Data listing
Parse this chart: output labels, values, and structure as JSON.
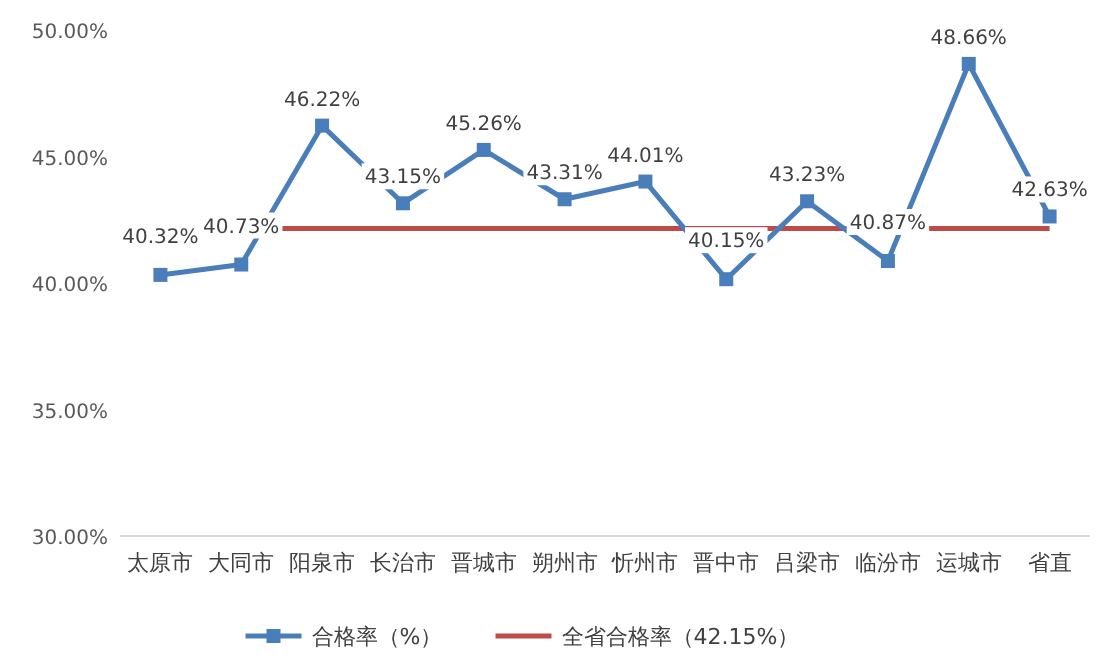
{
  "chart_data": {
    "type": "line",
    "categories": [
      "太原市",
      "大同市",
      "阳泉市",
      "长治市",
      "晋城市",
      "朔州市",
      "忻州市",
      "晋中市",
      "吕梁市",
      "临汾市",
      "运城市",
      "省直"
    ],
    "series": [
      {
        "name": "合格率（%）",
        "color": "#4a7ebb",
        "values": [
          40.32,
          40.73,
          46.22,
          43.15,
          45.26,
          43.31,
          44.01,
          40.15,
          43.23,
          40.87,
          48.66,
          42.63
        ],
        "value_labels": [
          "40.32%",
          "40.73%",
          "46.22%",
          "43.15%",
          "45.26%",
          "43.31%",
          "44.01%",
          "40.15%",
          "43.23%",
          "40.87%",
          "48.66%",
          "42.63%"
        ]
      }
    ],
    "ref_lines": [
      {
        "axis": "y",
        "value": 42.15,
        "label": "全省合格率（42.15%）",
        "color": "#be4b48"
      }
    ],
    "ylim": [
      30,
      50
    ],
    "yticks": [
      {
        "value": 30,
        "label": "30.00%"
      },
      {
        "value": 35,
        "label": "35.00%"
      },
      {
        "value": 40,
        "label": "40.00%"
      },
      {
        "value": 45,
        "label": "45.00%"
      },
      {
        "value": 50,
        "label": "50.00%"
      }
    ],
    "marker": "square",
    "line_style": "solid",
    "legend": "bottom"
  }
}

◆ What is being asked ◆
Word for word, quote the lines above. Omit the pictures.

◆ The result ◆
Parse this chart: output labels, values, and structure as JSON.
{
  "chart_data": {
    "type": "line",
    "categories": [
      "太原市",
      "大同市",
      "阳泉市",
      "长治市",
      "晋城市",
      "朔州市",
      "忻州市",
      "晋中市",
      "吕梁市",
      "临汾市",
      "运城市",
      "省直"
    ],
    "series": [
      {
        "name": "合格率（%）",
        "color": "#4a7ebb",
        "values": [
          40.32,
          40.73,
          46.22,
          43.15,
          45.26,
          43.31,
          44.01,
          40.15,
          43.23,
          40.87,
          48.66,
          42.63
        ],
        "value_labels": [
          "40.32%",
          "40.73%",
          "46.22%",
          "43.15%",
          "45.26%",
          "43.31%",
          "44.01%",
          "40.15%",
          "43.23%",
          "40.87%",
          "48.66%",
          "42.63%"
        ]
      }
    ],
    "ref_lines": [
      {
        "axis": "y",
        "value": 42.15,
        "label": "全省合格率（42.15%）",
        "color": "#be4b48"
      }
    ],
    "ylim": [
      30,
      50
    ],
    "yticks": [
      {
        "value": 30,
        "label": "30.00%"
      },
      {
        "value": 35,
        "label": "35.00%"
      },
      {
        "value": 40,
        "label": "40.00%"
      },
      {
        "value": 45,
        "label": "45.00%"
      },
      {
        "value": 50,
        "label": "50.00%"
      }
    ],
    "marker": "square",
    "line_style": "solid",
    "legend": "bottom"
  }
}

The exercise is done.